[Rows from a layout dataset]
%%

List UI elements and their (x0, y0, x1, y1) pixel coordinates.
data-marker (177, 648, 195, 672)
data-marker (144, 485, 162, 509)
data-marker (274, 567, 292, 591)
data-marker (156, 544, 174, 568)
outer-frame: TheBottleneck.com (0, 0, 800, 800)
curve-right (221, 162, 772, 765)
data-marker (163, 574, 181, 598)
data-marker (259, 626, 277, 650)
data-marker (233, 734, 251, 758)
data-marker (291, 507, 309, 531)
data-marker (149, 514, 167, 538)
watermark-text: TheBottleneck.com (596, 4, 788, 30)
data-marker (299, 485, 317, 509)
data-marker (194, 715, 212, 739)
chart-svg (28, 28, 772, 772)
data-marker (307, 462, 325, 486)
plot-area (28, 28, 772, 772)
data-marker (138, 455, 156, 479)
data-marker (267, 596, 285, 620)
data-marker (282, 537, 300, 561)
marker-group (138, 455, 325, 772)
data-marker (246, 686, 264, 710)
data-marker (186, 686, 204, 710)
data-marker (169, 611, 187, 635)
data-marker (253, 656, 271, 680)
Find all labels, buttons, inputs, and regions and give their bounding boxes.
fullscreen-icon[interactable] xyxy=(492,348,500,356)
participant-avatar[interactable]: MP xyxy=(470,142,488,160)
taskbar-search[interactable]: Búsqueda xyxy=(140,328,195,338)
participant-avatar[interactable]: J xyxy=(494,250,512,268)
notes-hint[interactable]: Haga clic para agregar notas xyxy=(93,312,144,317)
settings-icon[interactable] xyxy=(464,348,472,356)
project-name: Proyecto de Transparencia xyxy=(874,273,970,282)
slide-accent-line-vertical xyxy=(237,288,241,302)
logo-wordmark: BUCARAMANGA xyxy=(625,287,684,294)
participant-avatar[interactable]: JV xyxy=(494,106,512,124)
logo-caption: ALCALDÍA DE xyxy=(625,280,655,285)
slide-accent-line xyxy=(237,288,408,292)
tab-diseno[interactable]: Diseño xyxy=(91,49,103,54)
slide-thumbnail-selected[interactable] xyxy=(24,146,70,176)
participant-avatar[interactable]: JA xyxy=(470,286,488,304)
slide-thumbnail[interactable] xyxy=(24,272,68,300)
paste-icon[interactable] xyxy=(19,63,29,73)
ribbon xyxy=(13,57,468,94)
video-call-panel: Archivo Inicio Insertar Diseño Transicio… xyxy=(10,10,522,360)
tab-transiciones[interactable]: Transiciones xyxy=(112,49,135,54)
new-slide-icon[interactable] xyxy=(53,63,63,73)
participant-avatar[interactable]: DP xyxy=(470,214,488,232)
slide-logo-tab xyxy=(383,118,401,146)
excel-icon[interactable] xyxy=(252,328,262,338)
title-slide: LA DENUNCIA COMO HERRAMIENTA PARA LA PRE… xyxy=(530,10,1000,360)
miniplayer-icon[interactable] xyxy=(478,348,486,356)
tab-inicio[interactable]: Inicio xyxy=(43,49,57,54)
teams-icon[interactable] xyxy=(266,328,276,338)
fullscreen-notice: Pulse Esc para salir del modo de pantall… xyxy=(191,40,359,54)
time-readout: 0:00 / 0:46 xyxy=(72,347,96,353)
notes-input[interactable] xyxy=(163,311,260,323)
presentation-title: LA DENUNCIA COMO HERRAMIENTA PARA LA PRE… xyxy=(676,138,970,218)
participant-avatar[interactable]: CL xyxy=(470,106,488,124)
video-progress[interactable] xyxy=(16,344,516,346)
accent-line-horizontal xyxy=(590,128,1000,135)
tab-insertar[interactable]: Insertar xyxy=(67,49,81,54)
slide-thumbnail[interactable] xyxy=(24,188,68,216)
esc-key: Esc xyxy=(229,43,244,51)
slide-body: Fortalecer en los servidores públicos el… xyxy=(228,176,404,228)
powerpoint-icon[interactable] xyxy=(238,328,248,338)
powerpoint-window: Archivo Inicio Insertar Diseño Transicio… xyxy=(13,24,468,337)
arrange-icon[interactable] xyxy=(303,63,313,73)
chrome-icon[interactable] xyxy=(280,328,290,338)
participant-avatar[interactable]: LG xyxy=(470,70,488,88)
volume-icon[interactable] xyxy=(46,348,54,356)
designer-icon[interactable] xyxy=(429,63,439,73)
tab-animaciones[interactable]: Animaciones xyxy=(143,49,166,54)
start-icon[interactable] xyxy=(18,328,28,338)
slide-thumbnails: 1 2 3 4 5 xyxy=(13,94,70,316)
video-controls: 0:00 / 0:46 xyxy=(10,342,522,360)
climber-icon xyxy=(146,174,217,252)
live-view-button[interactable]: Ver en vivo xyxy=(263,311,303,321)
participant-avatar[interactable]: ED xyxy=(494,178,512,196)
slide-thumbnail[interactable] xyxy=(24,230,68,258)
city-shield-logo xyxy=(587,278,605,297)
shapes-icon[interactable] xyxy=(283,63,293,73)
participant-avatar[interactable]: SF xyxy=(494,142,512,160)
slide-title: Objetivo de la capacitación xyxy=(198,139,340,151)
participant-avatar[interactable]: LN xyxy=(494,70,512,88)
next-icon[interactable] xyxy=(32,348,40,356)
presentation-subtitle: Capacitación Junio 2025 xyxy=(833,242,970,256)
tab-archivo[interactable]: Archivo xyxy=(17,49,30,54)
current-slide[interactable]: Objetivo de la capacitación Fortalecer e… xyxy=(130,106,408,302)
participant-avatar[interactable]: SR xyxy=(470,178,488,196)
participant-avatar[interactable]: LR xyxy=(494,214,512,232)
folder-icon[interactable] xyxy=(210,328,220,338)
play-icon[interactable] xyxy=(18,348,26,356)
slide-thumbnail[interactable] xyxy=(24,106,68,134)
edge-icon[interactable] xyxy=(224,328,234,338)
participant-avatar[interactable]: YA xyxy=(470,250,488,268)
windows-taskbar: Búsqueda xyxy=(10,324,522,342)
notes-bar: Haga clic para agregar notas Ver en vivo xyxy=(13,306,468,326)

%%

**Goal of the exercise:** Convert every item above into a Markdown table with the columns "Row" and "Line." Give each nonblank line its own row, numbered in order from 1, and omit blank lines.

**Task output:**
| Row | Line |
|---|---|
| 1 | List UI elements and their (x0, y0, x1, y1) pixel coordinates. |
| 2 | data-marker (177, 648, 195, 672) |
| 3 | data-marker (144, 485, 162, 509) |
| 4 | data-marker (274, 567, 292, 591) |
| 5 | data-marker (156, 544, 174, 568) |
| 6 | outer-frame: TheBottleneck.com (0, 0, 800, 800) |
| 7 | curve-right (221, 162, 772, 765) |
| 8 | data-marker (163, 574, 181, 598) |
| 9 | data-marker (259, 626, 277, 650) |
| 10 | data-marker (233, 734, 251, 758) |
| 11 | data-marker (291, 507, 309, 531) |
| 12 | data-marker (149, 514, 167, 538) |
| 13 | watermark-text: TheBottleneck.com (596, 4, 788, 30) |
| 14 | data-marker (299, 485, 317, 509) |
| 15 | data-marker (194, 715, 212, 739) |
| 16 | chart-svg (28, 28, 772, 772) |
| 17 | data-marker (307, 462, 325, 486) |
| 18 | plot-area (28, 28, 772, 772) |
| 19 | data-marker (138, 455, 156, 479) |
| 20 | data-marker (267, 596, 285, 620) |
| 21 | data-marker (282, 537, 300, 561) |
| 22 | marker-group (138, 455, 325, 772) |
| 23 | data-marker (246, 686, 264, 710) |
| 24 | data-marker (186, 686, 204, 710) |
| 25 | data-marker (169, 611, 187, 635) |
| 26 | data-marker (253, 656, 271, 680) |
| 27 | Find all labels, buttons, inputs, and regions and give their bounding boxes. |
| 28 | fullscreen-icon[interactable] xyxy=(492,348,500,356) |
| 29 | participant-avatar[interactable]: MP xyxy=(470,142,488,160) |
| 30 | taskbar-search[interactable]: Búsqueda xyxy=(140,328,195,338) |
| 31 | participant-avatar[interactable]: J xyxy=(494,250,512,268) |
| 32 | notes-hint[interactable]: Haga clic para agregar notas xyxy=(93,312,144,317) |
| 33 | settings-icon[interactable] xyxy=(464,348,472,356) |
| 34 | project-name: Proyecto de Transparencia xyxy=(874,273,970,282) |
| 35 | slide-accent-line-vertical xyxy=(237,288,241,302) |
| 36 | logo-wordmark: BUCARAMANGA xyxy=(625,287,684,294) |
| 37 | participant-avatar[interactable]: JV xyxy=(494,106,512,124) |
| 38 | logo-caption: ALCALDÍA DE xyxy=(625,280,655,285) |
| 39 | slide-accent-line xyxy=(237,288,408,292) |
| 40 | tab-diseno[interactable]: Diseño xyxy=(91,49,103,54) |
| 41 | slide-thumbnail-selected[interactable] xyxy=(24,146,70,176) |
| 42 | participant-avatar[interactable]: JA xyxy=(470,286,488,304) |
| 43 | slide-thumbnail[interactable] xyxy=(24,272,68,300) |
| 44 | paste-icon[interactable] xyxy=(19,63,29,73) |
| 45 | ribbon xyxy=(13,57,468,94) |
| 46 | video-call-panel: Archivo Inicio Insertar Diseño Transicio… xyxy=(10,10,522,360) |
| 47 | tab-transiciones[interactable]: Transiciones xyxy=(112,49,135,54) |
| 48 | new-slide-icon[interactable] xyxy=(53,63,63,73) |
| 49 | participant-avatar[interactable]: DP xyxy=(470,214,488,232) |
| 50 | slide-logo-tab xyxy=(383,118,401,146) |
| 51 | excel-icon[interactable] xyxy=(252,328,262,338) |
| 52 | title-slide: LA DENUNCIA COMO HERRAMIENTA PARA LA PRE… xyxy=(530,10,1000,360) |
| 53 | miniplayer-icon[interactable] xyxy=(478,348,486,356) |
| 54 | tab-inicio[interactable]: Inicio xyxy=(43,49,57,54) |
| 55 | teams-icon[interactable] xyxy=(266,328,276,338) |
| 56 | fullscreen-notice: Pulse Esc para salir del modo de pantall… xyxy=(191,40,359,54) |
| 57 | time-readout: 0:00 / 0:46 xyxy=(72,347,96,353) |
| 58 | notes-input[interactable] xyxy=(163,311,260,323) |
| 59 | presentation-title: LA DENUNCIA COMO HERRAMIENTA PARA LA PRE… xyxy=(676,138,970,218) |
| 60 | participant-avatar[interactable]: CL xyxy=(470,106,488,124) |
| 61 | video-progress[interactable] xyxy=(16,344,516,346) |
| 62 | accent-line-horizontal xyxy=(590,128,1000,135) |
| 63 | tab-insertar[interactable]: Insertar xyxy=(67,49,81,54) |
| 64 | slide-thumbnail[interactable] xyxy=(24,188,68,216) |
| 65 | esc-key: Esc xyxy=(229,43,244,51) |
| 66 | slide-body: Fortalecer en los servidores públicos el… xyxy=(228,176,404,228) |
| 67 | powerpoint-icon[interactable] xyxy=(238,328,248,338) |
| 68 | powerpoint-window: Archivo Inicio Insertar Diseño Transicio… xyxy=(13,24,468,337) |
| 69 | arrange-icon[interactable] xyxy=(303,63,313,73) |
| 70 | chrome-icon[interactable] xyxy=(280,328,290,338) |
| 71 | participant-avatar[interactable]: LG xyxy=(470,70,488,88) |
| 72 | volume-icon[interactable] xyxy=(46,348,54,356) |
| 73 | designer-icon[interactable] xyxy=(429,63,439,73) |
| 74 | tab-animaciones[interactable]: Animaciones xyxy=(143,49,166,54) |
| 75 | start-icon[interactable] xyxy=(18,328,28,338) |
| 76 | slide-thumbnails: 1 2 3 4 5 xyxy=(13,94,70,316) |
| 77 | video-controls: 0:00 / 0:46 xyxy=(10,342,522,360) |
| 78 | climber-icon xyxy=(146,174,217,252) |
| 79 | live-view-button[interactable]: Ver en vivo xyxy=(263,311,303,321) |
| 80 | participant-avatar[interactable]: ED xyxy=(494,178,512,196) |
| 81 | slide-thumbnail[interactable] xyxy=(24,230,68,258) |
| 82 | city-shield-logo xyxy=(587,278,605,297) |
| 83 | shapes-icon[interactable] xyxy=(283,63,293,73) |
| 84 | participant-avatar[interactable]: SF xyxy=(494,142,512,160) |
| 85 | slide-title: Objetivo de la capacitación xyxy=(198,139,340,151) |
| 86 | participant-avatar[interactable]: LN xyxy=(494,70,512,88) |
| 87 | next-icon[interactable] xyxy=(32,348,40,356) |
| 88 | presentation-subtitle: Capacitación Junio 2025 xyxy=(833,242,970,256) |
| 89 | tab-archivo[interactable]: Archivo xyxy=(17,49,30,54) |
| 90 | current-slide[interactable]: Objetivo de la capacitación Fortalecer e… xyxy=(130,106,408,302) |
| 91 | participant-avatar[interactable]: SR xyxy=(470,178,488,196) |
| 92 | participant-avatar[interactable]: LR xyxy=(494,214,512,232) |
| 93 | folder-icon[interactable] xyxy=(210,328,220,338) |
| 94 | play-icon[interactable] xyxy=(18,348,26,356) |
| 95 | slide-thumbnail[interactable] xyxy=(24,106,68,134) |
| 96 | edge-icon[interactable] xyxy=(224,328,234,338) |
| 97 | participant-avatar[interactable]: YA xyxy=(470,250,488,268) |
| 98 | windows-taskbar: Búsqueda xyxy=(10,324,522,342) |
| 99 | notes-bar: Haga clic para agregar notas Ver en vivo xyxy=(13,306,468,326) |